## Written exercise
Give the listing again in full, exactly as written.

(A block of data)
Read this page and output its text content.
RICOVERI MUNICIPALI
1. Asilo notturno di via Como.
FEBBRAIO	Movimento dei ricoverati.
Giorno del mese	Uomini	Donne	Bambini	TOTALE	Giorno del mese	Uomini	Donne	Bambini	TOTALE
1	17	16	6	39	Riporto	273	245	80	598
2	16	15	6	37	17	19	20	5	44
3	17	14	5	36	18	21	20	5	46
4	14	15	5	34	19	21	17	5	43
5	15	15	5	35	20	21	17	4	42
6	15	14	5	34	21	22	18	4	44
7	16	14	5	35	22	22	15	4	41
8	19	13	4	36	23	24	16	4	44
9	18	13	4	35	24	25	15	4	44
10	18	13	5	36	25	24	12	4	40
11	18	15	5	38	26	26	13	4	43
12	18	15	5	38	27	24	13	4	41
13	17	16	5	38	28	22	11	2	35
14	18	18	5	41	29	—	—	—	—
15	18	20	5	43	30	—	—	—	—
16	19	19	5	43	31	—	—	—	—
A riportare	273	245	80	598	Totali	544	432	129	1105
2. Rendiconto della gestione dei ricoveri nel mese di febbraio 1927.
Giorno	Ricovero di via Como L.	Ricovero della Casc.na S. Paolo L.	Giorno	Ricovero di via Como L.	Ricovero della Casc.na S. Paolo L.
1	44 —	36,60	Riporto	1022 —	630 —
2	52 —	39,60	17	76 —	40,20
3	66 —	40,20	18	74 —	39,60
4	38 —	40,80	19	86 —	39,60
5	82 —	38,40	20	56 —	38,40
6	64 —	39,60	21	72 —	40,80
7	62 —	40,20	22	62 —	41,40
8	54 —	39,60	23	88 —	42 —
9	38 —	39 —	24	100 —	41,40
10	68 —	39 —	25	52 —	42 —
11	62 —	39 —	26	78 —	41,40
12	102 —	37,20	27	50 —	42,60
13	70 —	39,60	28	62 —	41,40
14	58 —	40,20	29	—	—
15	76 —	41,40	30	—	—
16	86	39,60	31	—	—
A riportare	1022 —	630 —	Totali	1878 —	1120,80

## Finished task
Read this page and output its text content.
RICOVERI MUNICIPALI
1. Asilo notturno di via Como.
FEBBRAIO	Movimento dei ricoverati.
Giorno del mese	Uomini	Donne	Bambini	TOTALE	Giorno del mese	Uomini	Donne	Bambini	TOTALE
1	17	16	6	39	Riporto	273	245	80	598
2	16	15	6	37	17	19	20	5	44
3	17	14	5	36	18	21	20	5	46
4	14	15	5	34	19	21	17	5	43
5	15	15	5	35	20	21	17	4	42
6	15	14	5	34	21	22	18	4	44
7	16	14	5	35	22	22	15	4	41
8	19	13	4	36	23	24	16	4	44
9	18	13	4	35	24	25	15	4	44
10	18	13	5	36	25	24	12	4	40
11	18	15	5	38	26	26	13	4	43
12	18	15	5	38	27	24	13	4	41
13	17	16	5	38	28	22	11	2	35
14	18	18	5	41	29	—	—	—	—
15	18	20	5	43	30	—	—	—	—
16	19	19	5	43	31	—	—	—	—
A riportare	273	245	80	598	Totali	544	432	129	1105
2. Rendiconto della gestione dei ricoveri nel mese di febbraio 1927.
Giorno	Ricovero di via Como L.	Ricovero della Casc.na S. Paolo L.	Giorno	Ricovero di via Como L.	Ricovero della Casc.na S. Paolo L.
1	44 —	36,60	Riporto	1022 —	630 —
2	52 —	39,60	17	76 —	40,20
3	66 —	40,20	18	74 —	39,60
4	38 —	40,80	19	86 —	39,60
5	82 —	38,40	20	56 —	38,40
6	64 —	39,60	21	72 —	40,80
7	62 —	40,20	22	62 —	41,40
8	54 —	39,60	23	88 —	42 —
9	38 —	39 —	24	100 —	41,40
10	68 —	39 —	25	52 —	42 —
11	62 —	39 —	26	78 —	41,40
12	102 —	37,20	27	50 —	42,60
13	70 —	39,60	28	62 —	41,40
14	58 —	40,20	29	—	—
15	76 —	41,40	30	—	—
16	86	39,60	31	—	—
A riportare	1022 —	630 —	Totali	1878 —	1120,80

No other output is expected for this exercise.